* Exercise description: Extract every entry word for word.

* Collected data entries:

==*==

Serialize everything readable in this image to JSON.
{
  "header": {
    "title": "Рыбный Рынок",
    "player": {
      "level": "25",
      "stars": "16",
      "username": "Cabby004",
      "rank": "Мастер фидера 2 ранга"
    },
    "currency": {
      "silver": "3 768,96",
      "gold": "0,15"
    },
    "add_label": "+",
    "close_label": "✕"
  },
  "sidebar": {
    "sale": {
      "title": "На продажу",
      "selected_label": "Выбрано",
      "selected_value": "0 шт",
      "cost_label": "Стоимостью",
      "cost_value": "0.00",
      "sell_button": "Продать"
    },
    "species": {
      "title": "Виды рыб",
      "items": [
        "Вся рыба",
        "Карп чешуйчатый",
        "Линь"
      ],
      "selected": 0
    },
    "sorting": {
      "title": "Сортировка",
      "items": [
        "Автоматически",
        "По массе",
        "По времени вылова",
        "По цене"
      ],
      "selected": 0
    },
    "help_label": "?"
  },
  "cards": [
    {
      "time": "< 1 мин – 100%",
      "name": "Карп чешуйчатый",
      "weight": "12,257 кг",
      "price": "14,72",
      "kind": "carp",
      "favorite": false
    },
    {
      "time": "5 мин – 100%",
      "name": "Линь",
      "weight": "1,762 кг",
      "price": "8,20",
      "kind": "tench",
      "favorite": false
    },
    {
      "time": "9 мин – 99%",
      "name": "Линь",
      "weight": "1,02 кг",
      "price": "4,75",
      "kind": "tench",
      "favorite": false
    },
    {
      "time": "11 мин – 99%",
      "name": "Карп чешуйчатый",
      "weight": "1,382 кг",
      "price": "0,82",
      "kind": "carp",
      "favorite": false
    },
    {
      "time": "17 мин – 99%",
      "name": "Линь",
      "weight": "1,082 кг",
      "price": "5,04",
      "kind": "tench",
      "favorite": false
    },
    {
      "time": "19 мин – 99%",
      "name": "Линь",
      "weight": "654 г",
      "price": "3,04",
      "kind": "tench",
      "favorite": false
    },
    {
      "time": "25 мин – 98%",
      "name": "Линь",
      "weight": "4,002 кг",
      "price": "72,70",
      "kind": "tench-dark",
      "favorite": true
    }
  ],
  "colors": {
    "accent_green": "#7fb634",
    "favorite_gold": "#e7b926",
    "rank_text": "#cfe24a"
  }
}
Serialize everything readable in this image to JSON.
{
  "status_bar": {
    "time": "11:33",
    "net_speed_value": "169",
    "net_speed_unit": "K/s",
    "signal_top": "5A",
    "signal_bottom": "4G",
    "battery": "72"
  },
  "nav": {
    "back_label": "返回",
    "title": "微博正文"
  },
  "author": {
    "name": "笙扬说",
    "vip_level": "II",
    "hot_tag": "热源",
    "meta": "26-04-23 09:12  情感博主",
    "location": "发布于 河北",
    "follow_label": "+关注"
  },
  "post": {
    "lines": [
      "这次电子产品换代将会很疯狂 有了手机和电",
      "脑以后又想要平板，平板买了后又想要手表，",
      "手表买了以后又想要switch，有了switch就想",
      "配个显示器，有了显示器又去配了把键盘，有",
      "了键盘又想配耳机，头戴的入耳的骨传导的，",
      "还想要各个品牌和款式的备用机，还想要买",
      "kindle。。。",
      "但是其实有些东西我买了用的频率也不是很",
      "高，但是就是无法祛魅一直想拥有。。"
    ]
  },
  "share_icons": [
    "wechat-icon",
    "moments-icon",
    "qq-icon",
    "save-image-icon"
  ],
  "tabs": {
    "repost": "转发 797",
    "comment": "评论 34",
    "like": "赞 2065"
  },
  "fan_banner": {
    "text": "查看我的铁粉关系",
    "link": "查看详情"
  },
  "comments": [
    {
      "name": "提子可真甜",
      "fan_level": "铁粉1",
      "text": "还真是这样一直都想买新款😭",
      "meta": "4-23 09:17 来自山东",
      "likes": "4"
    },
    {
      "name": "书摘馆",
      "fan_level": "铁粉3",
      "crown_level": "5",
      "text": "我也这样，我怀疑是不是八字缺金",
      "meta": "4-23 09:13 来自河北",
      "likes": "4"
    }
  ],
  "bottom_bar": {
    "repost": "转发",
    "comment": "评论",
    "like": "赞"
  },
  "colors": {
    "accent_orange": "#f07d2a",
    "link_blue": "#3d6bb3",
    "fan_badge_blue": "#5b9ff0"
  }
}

==*==

* Complete response:
Serialize everything readable in this image to JSON.
{
  "header": {
    "title": "Рыбный Рынок",
    "player": {
      "level": "25",
      "stars": "16",
      "username": "Cabby004",
      "rank": "Мастер фидера 2 ранга"
    },
    "currency": {
      "silver": "3 768,96",
      "gold": "0,15"
    },
    "add_label": "+",
    "close_label": "✕"
  },
  "sidebar": {
    "sale": {
      "title": "На продажу",
      "selected_label": "Выбрано",
      "selected_value": "0 шт",
      "cost_label": "Стоимостью",
      "cost_value": "0.00",
      "sell_button": "Продать"
    },
    "species": {
      "title": "Виды рыб",
      "items": [
        "Вся рыба",
        "Карп чешуйчатый",
        "Линь"
      ],
      "selected": 0
    },
    "sorting": {
      "title": "Сортировка",
      "items": [
        "Автоматически",
        "По массе",
        "По времени вылова",
        "По цене"
      ],
      "selected": 0
    },
    "help_label": "?"
  },
  "cards": [
    {
      "time": "< 1 мин – 100%",
      "name": "Карп чешуйчатый",
      "weight": "12,257 кг",
      "price": "14,72",
      "kind": "carp",
      "favorite": false
    },
    {
      "time": "5 мин – 100%",
      "name": "Линь",
      "weight": "1,762 кг",
      "price": "8,20",
      "kind": "tench",
      "favorite": false
    },
    {
      "time": "9 мин – 99%",
      "name": "Линь",
      "weight": "1,02 кг",
      "price": "4,75",
      "kind": "tench",
      "favorite": false
    },
    {
      "time": "11 мин – 99%",
      "name": "Карп чешуйчатый",
      "weight": "1,382 кг",
      "price": "0,82",
      "kind": "carp",
      "favorite": false
    },
    {
      "time": "17 мин – 99%",
      "name": "Линь",
      "weight": "1,082 кг",
      "price": "5,04",
      "kind": "tench",
      "favorite": false
    },
    {
      "time": "19 мин – 99%",
      "name": "Линь",
      "weight": "654 г",
      "price": "3,04",
      "kind": "tench",
      "favorite": false
    },
    {
      "time": "25 мин – 98%",
      "name": "Линь",
      "weight": "4,002 кг",
      "price": "72,70",
      "kind": "tench-dark",
      "favorite": true
    }
  ],
  "colors": {
    "accent_green": "#7fb634",
    "favorite_gold": "#e7b926",
    "rank_text": "#cfe24a"
  }
}
Serialize everything readable in this image to JSON.
{
  "status_bar": {
    "time": "11:33",
    "net_speed_value": "169",
    "net_speed_unit": "K/s",
    "signal_top": "5A",
    "signal_bottom": "4G",
    "battery": "72"
  },
  "nav": {
    "back_label": "返回",
    "title": "微博正文"
  },
  "author": {
    "name": "笙扬说",
    "vip_level": "II",
    "hot_tag": "热源",
    "meta": "26-04-23 09:12  情感博主",
    "location": "发布于 河北",
    "follow_label": "+关注"
  },
  "post": {
    "lines": [
      "这次电子产品换代将会很疯狂 有了手机和电",
      "脑以后又想要平板，平板买了后又想要手表，",
      "手表买了以后又想要switch，有了switch就想",
      "配个显示器，有了显示器又去配了把键盘，有",
      "了键盘又想配耳机，头戴的入耳的骨传导的，",
      "还想要各个品牌和款式的备用机，还想要买",
      "kindle。。。",
      "但是其实有些东西我买了用的频率也不是很",
      "高，但是就是无法祛魅一直想拥有。。"
    ]
  },
  "share_icons": [
    "wechat-icon",
    "moments-icon",
    "qq-icon",
    "save-image-icon"
  ],
  "tabs": {
    "repost": "转发 797",
    "comment": "评论 34",
    "like": "赞 2065"
  },
  "fan_banner": {
    "text": "查看我的铁粉关系",
    "link": "查看详情"
  },
  "comments": [
    {
      "name": "提子可真甜",
      "fan_level": "铁粉1",
      "text": "还真是这样一直都想买新款😭",
      "meta": "4-23 09:17 来自山东",
      "likes": "4"
    },
    {
      "name": "书摘馆",
      "fan_level": "铁粉3",
      "crown_level": "5",
      "text": "我也这样，我怀疑是不是八字缺金",
      "meta": "4-23 09:13 来自河北",
      "likes": "4"
    }
  ],
  "bottom_bar": {
    "repost": "转发",
    "comment": "评论",
    "like": "赞"
  },
  "colors": {
    "accent_orange": "#f07d2a",
    "link_blue": "#3d6bb3",
    "fan_badge_blue": "#5b9ff0"
  }
}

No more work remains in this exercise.